> REQUIREMENT:
Omit all pictures. Copy the rest of the material exactly.

Stored entries:
* * * * * * * * *

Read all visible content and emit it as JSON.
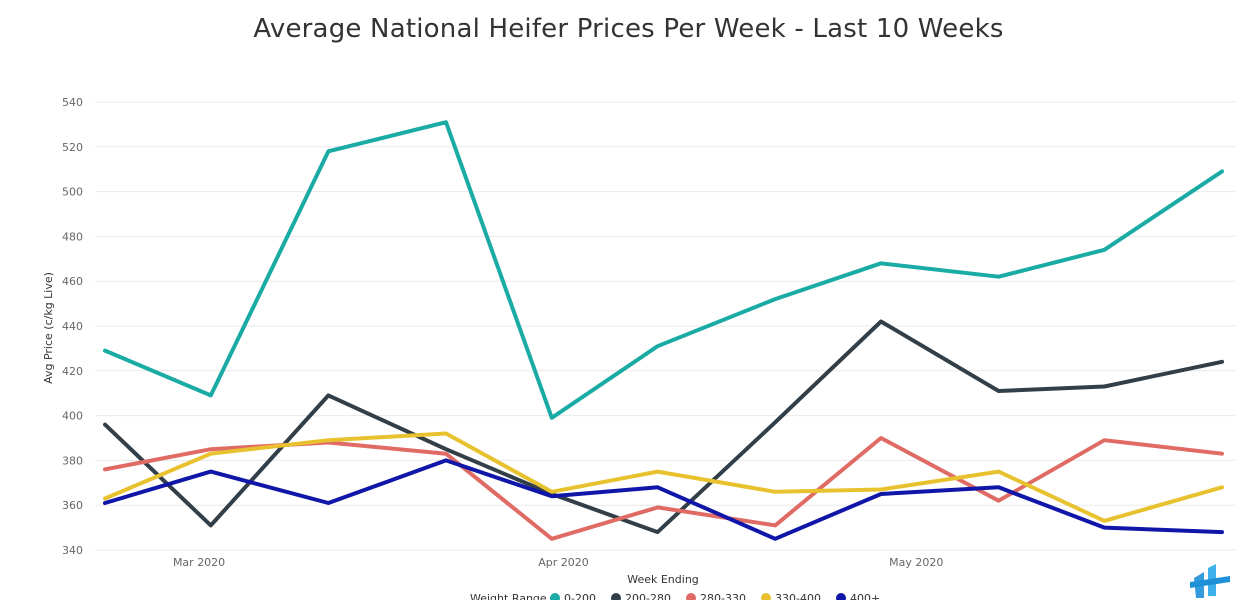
{
  "chart_data": {
    "type": "line",
    "title": "Average National Heifer Prices Per Week - Last 10 Weeks",
    "xlabel": "Week Ending",
    "ylabel": "Avg Price (c/kg Live)",
    "ylim": [
      340,
      540
    ],
    "yticks": [
      340,
      360,
      380,
      400,
      420,
      440,
      460,
      480,
      500,
      520,
      540
    ],
    "xtick_labels": [
      "Mar 2020",
      "Apr 2020",
      "May 2020"
    ],
    "x": [
      "2020-02-22",
      "2020-03-02",
      "2020-03-12",
      "2020-03-22",
      "2020-03-31",
      "2020-04-09",
      "2020-04-19",
      "2020-04-28",
      "2020-05-08",
      "2020-05-17",
      "2020-05-27"
    ],
    "grid": true,
    "legend_position": "bottom",
    "legend_title": "Weight Range",
    "series": [
      {
        "name": "0-200",
        "color": "#1aaba5",
        "values": [
          429,
          409,
          518,
          531,
          399,
          431,
          452,
          468,
          462,
          474,
          509
        ]
      },
      {
        "name": "200-280",
        "color": "#333f48",
        "values": [
          396,
          351,
          409,
          385,
          365,
          348,
          397,
          442,
          411,
          413,
          424
        ]
      },
      {
        "name": "280-330",
        "color": "#e06b64",
        "values": [
          376,
          385,
          388,
          383,
          345,
          359,
          351,
          390,
          362,
          389,
          383
        ]
      },
      {
        "name": "330-400",
        "color": "#e8c22e",
        "values": [
          363,
          383,
          389,
          392,
          366,
          375,
          366,
          367,
          375,
          353,
          368
        ]
      },
      {
        "name": "400+",
        "color": "#1016a8",
        "values": [
          361,
          375,
          361,
          380,
          364,
          368,
          345,
          365,
          368,
          350,
          348
        ]
      }
    ]
  }
}
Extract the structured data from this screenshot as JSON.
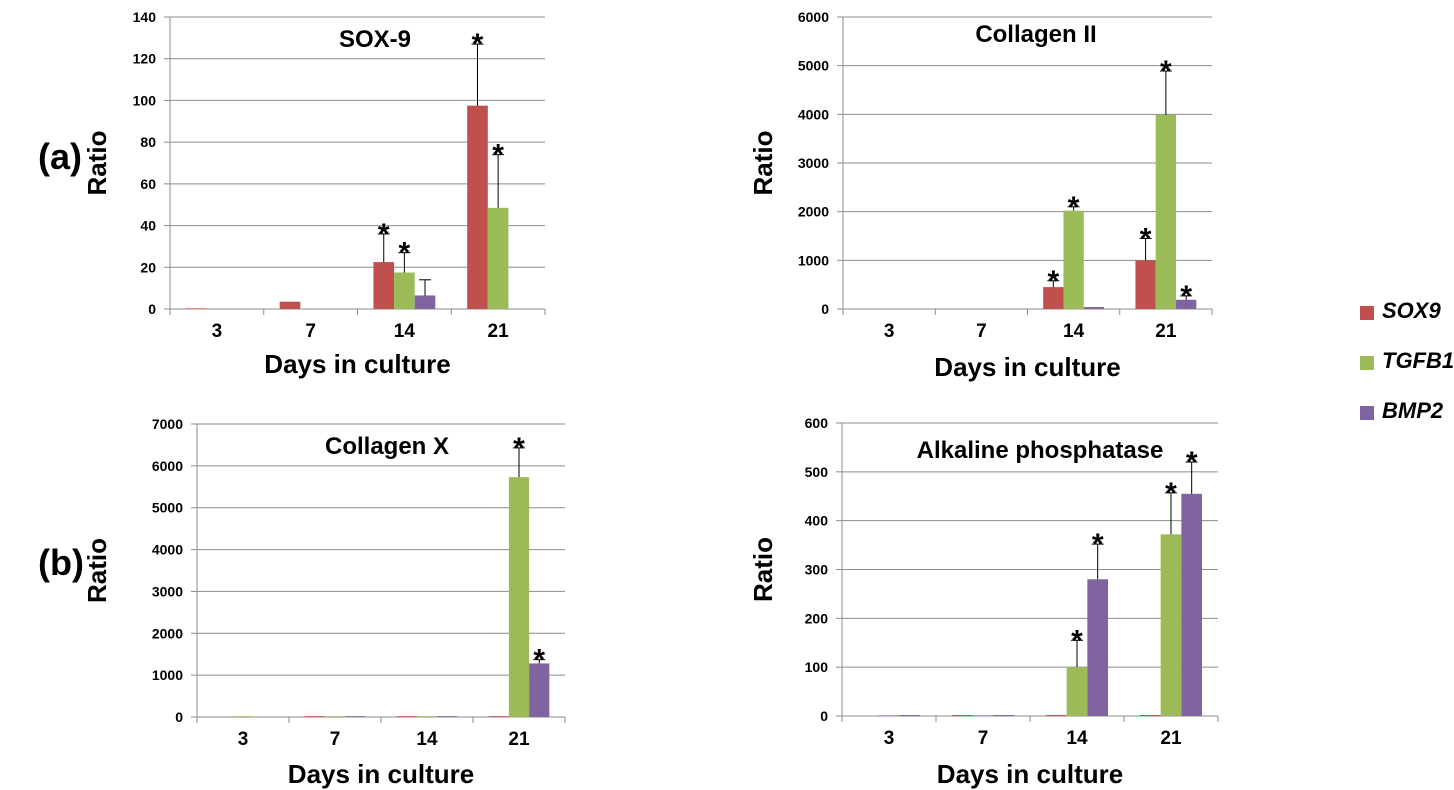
{
  "panel_labels": [
    "(a)",
    "(b)"
  ],
  "legend": [
    {
      "name": "SOX9",
      "color": "#c0504d"
    },
    {
      "name": "TGFB1",
      "color": "#9bbb59"
    },
    {
      "name": "BMP2",
      "color": "#8064a2"
    }
  ],
  "chart_data": [
    {
      "type": "bar",
      "title": "SOX-9",
      "xlabel": "Days in culture",
      "ylabel": "Ratio",
      "categories": [
        "3",
        "7",
        "14",
        "21"
      ],
      "ylim": [
        0,
        140
      ],
      "yticks": [
        0,
        20,
        40,
        60,
        80,
        100,
        120,
        140
      ],
      "grid": true,
      "series": [
        {
          "name": "SOX9",
          "values": [
            0.3,
            3.5,
            22.5,
            97.5
          ],
          "errors": [
            0,
            0,
            13.5,
            29.5
          ],
          "significant": [
            false,
            false,
            true,
            true
          ]
        },
        {
          "name": "TGFB1",
          "values": [
            0,
            0,
            17.5,
            48.5
          ],
          "errors": [
            0,
            0,
            9.5,
            25.5
          ],
          "significant": [
            false,
            false,
            true,
            true
          ]
        },
        {
          "name": "BMP2",
          "values": [
            0,
            0,
            6.5,
            0
          ],
          "errors": [
            0,
            0,
            7.5,
            0
          ],
          "significant": [
            false,
            false,
            false,
            false
          ]
        }
      ]
    },
    {
      "type": "bar",
      "title": "Collagen II",
      "xlabel": "Days in culture",
      "ylabel": "Ratio",
      "categories": [
        "3",
        "7",
        "14",
        "21"
      ],
      "ylim": [
        0,
        6000
      ],
      "yticks": [
        0,
        1000,
        2000,
        3000,
        4000,
        5000,
        6000
      ],
      "grid": true,
      "series": [
        {
          "name": "SOX9",
          "values": [
            0,
            0,
            450,
            1000
          ],
          "errors": [
            0,
            0,
            130,
            450
          ],
          "significant": [
            false,
            false,
            true,
            true
          ]
        },
        {
          "name": "TGFB1",
          "values": [
            0,
            0,
            2020,
            3990
          ],
          "errors": [
            0,
            0,
            80,
            900
          ],
          "significant": [
            false,
            false,
            true,
            true
          ]
        },
        {
          "name": "BMP2",
          "values": [
            0,
            0,
            40,
            190
          ],
          "errors": [
            0,
            0,
            0,
            80
          ],
          "significant": [
            false,
            false,
            false,
            true
          ]
        }
      ]
    },
    {
      "type": "bar",
      "title": "Collagen X",
      "xlabel": "Days in culture",
      "ylabel": "Ratio",
      "categories": [
        "3",
        "7",
        "14",
        "21"
      ],
      "ylim": [
        0,
        7000
      ],
      "yticks": [
        0,
        1000,
        2000,
        3000,
        4000,
        5000,
        6000,
        7000
      ],
      "grid": true,
      "series": [
        {
          "name": "SOX9",
          "values": [
            0,
            20,
            20,
            20
          ],
          "errors": [
            0,
            0,
            0,
            0
          ],
          "significant": [
            false,
            false,
            false,
            false
          ]
        },
        {
          "name": "TGFB1",
          "values": [
            20,
            20,
            20,
            5730
          ],
          "errors": [
            0,
            0,
            0,
            700
          ],
          "significant": [
            false,
            false,
            false,
            true
          ]
        },
        {
          "name": "BMP2",
          "values": [
            0,
            20,
            20,
            1280
          ],
          "errors": [
            0,
            0,
            0,
            90
          ],
          "significant": [
            false,
            false,
            false,
            true
          ]
        }
      ]
    },
    {
      "type": "bar",
      "title": "Alkaline phosphatase",
      "xlabel": "Days in culture",
      "ylabel": "Ratio",
      "categories": [
        "3",
        "7",
        "14",
        "21"
      ],
      "ylim": [
        0,
        600
      ],
      "yticks": [
        0,
        100,
        200,
        300,
        400,
        500,
        600
      ],
      "grid": true,
      "series": [
        {
          "name": "SOX9",
          "values": [
            0,
            2,
            2,
            2
          ],
          "errors": [
            0,
            0,
            0,
            0
          ],
          "significant": [
            false,
            false,
            false,
            false
          ]
        },
        {
          "name": "TGFB1",
          "values": [
            2,
            2,
            100,
            372
          ],
          "errors": [
            0,
            0,
            55,
            85
          ],
          "significant": [
            false,
            false,
            true,
            true
          ]
        },
        {
          "name": "BMP2",
          "values": [
            2,
            2,
            280,
            455
          ],
          "errors": [
            0,
            0,
            72,
            65
          ],
          "significant": [
            false,
            false,
            true,
            true
          ]
        }
      ]
    }
  ]
}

* * * * * * * * *

> COMPLETE ANSWER:
Read all visible content and emit it as JSON.
{
  "chart_data": {
    "type": "line",
    "title": "Average National Heifer Prices Per Week - Last 10 Weeks",
    "xlabel": "Week Ending",
    "ylabel": "Avg Price (c/kg Live)",
    "ylim": [
      340,
      540
    ],
    "yticks": [
      340,
      360,
      380,
      400,
      420,
      440,
      460,
      480,
      500,
      520,
      540
    ],
    "xtick_labels": [
      "Mar 2020",
      "Apr 2020",
      "May 2020"
    ],
    "x": [
      "2020-02-22",
      "2020-03-02",
      "2020-03-12",
      "2020-03-22",
      "2020-03-31",
      "2020-04-09",
      "2020-04-19",
      "2020-04-28",
      "2020-05-08",
      "2020-05-17",
      "2020-05-27"
    ],
    "grid": true,
    "legend_position": "bottom",
    "legend_title": "Weight Range",
    "series": [
      {
        "name": "0-200",
        "color": "#1aaba5",
        "values": [
          429,
          409,
          518,
          531,
          399,
          431,
          452,
          468,
          462,
          474,
          509
        ]
      },
      {
        "name": "200-280",
        "color": "#333f48",
        "values": [
          396,
          351,
          409,
          385,
          365,
          348,
          397,
          442,
          411,
          413,
          424
        ]
      },
      {
        "name": "280-330",
        "color": "#e06b64",
        "values": [
          376,
          385,
          388,
          383,
          345,
          359,
          351,
          390,
          362,
          389,
          383
        ]
      },
      {
        "name": "330-400",
        "color": "#e8c22e",
        "values": [
          363,
          383,
          389,
          392,
          366,
          375,
          366,
          367,
          375,
          353,
          368
        ]
      },
      {
        "name": "400+",
        "color": "#1016a8",
        "values": [
          361,
          375,
          361,
          380,
          364,
          368,
          345,
          365,
          368,
          350,
          348
        ]
      }
    ]
  }
}
Extract the structured data from this screenshot as JSON.
{
  "panel_labels": [
    "(a)",
    "(b)"
  ],
  "legend": [
    {
      "name": "SOX9",
      "color": "#c0504d"
    },
    {
      "name": "TGFB1",
      "color": "#9bbb59"
    },
    {
      "name": "BMP2",
      "color": "#8064a2"
    }
  ],
  "chart_data": [
    {
      "type": "bar",
      "title": "SOX-9",
      "xlabel": "Days in culture",
      "ylabel": "Ratio",
      "categories": [
        "3",
        "7",
        "14",
        "21"
      ],
      "ylim": [
        0,
        140
      ],
      "yticks": [
        0,
        20,
        40,
        60,
        80,
        100,
        120,
        140
      ],
      "grid": true,
      "series": [
        {
          "name": "SOX9",
          "values": [
            0.3,
            3.5,
            22.5,
            97.5
          ],
          "errors": [
            0,
            0,
            13.5,
            29.5
          ],
          "significant": [
            false,
            false,
            true,
            true
          ]
        },
        {
          "name": "TGFB1",
          "values": [
            0,
            0,
            17.5,
            48.5
          ],
          "errors": [
            0,
            0,
            9.5,
            25.5
          ],
          "significant": [
            false,
            false,
            true,
            true
          ]
        },
        {
          "name": "BMP2",
          "values": [
            0,
            0,
            6.5,
            0
          ],
          "errors": [
            0,
            0,
            7.5,
            0
          ],
          "significant": [
            false,
            false,
            false,
            false
          ]
        }
      ]
    },
    {
      "type": "bar",
      "title": "Collagen II",
      "xlabel": "Days in culture",
      "ylabel": "Ratio",
      "categories": [
        "3",
        "7",
        "14",
        "21"
      ],
      "ylim": [
        0,
        6000
      ],
      "yticks": [
        0,
        1000,
        2000,
        3000,
        4000,
        5000,
        6000
      ],
      "grid": true,
      "series": [
        {
          "name": "SOX9",
          "values": [
            0,
            0,
            450,
            1000
          ],
          "errors": [
            0,
            0,
            130,
            450
          ],
          "significant": [
            false,
            false,
            true,
            true
          ]
        },
        {
          "name": "TGFB1",
          "values": [
            0,
            0,
            2020,
            3990
          ],
          "errors": [
            0,
            0,
            80,
            900
          ],
          "significant": [
            false,
            false,
            true,
            true
          ]
        },
        {
          "name": "BMP2",
          "values": [
            0,
            0,
            40,
            190
          ],
          "errors": [
            0,
            0,
            0,
            80
          ],
          "significant": [
            false,
            false,
            false,
            true
          ]
        }
      ]
    },
    {
      "type": "bar",
      "title": "Collagen X",
      "xlabel": "Days in culture",
      "ylabel": "Ratio",
      "categories": [
        "3",
        "7",
        "14",
        "21"
      ],
      "ylim": [
        0,
        7000
      ],
      "yticks": [
        0,
        1000,
        2000,
        3000,
        4000,
        5000,
        6000,
        7000
      ],
      "grid": true,
      "series": [
        {
          "name": "SOX9",
          "values": [
            0,
            20,
            20,
            20
          ],
          "errors": [
            0,
            0,
            0,
            0
          ],
          "significant": [
            false,
            false,
            false,
            false
          ]
        },
        {
          "name": "TGFB1",
          "values": [
            20,
            20,
            20,
            5730
          ],
          "errors": [
            0,
            0,
            0,
            700
          ],
          "significant": [
            false,
            false,
            false,
            true
          ]
        },
        {
          "name": "BMP2",
          "values": [
            0,
            20,
            20,
            1280
          ],
          "errors": [
            0,
            0,
            0,
            90
          ],
          "significant": [
            false,
            false,
            false,
            true
          ]
        }
      ]
    },
    {
      "type": "bar",
      "title": "Alkaline phosphatase",
      "xlabel": "Days in culture",
      "ylabel": "Ratio",
      "categories": [
        "3",
        "7",
        "14",
        "21"
      ],
      "ylim": [
        0,
        600
      ],
      "yticks": [
        0,
        100,
        200,
        300,
        400,
        500,
        600
      ],
      "grid": true,
      "series": [
        {
          "name": "SOX9",
          "values": [
            0,
            2,
            2,
            2
          ],
          "errors": [
            0,
            0,
            0,
            0
          ],
          "significant": [
            false,
            false,
            false,
            false
          ]
        },
        {
          "name": "TGFB1",
          "values": [
            2,
            2,
            100,
            372
          ],
          "errors": [
            0,
            0,
            55,
            85
          ],
          "significant": [
            false,
            false,
            true,
            true
          ]
        },
        {
          "name": "BMP2",
          "values": [
            2,
            2,
            280,
            455
          ],
          "errors": [
            0,
            0,
            72,
            65
          ],
          "significant": [
            false,
            false,
            true,
            true
          ]
        }
      ]
    }
  ]
}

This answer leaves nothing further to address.